#### Do this
Count how many lines hold the word "second" and give that number as the whole answer.

— begin Data for processing —

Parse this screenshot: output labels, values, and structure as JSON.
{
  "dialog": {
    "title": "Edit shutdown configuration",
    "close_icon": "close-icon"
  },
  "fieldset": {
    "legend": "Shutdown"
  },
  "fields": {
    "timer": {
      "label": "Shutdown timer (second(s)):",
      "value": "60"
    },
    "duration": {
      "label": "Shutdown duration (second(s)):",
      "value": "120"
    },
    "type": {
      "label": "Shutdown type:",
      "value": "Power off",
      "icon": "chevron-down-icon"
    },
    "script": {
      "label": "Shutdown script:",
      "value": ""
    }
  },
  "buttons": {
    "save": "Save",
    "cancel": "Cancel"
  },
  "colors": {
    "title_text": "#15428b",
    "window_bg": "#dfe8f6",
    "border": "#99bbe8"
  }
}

— end Data for processing —

#### Task answer
2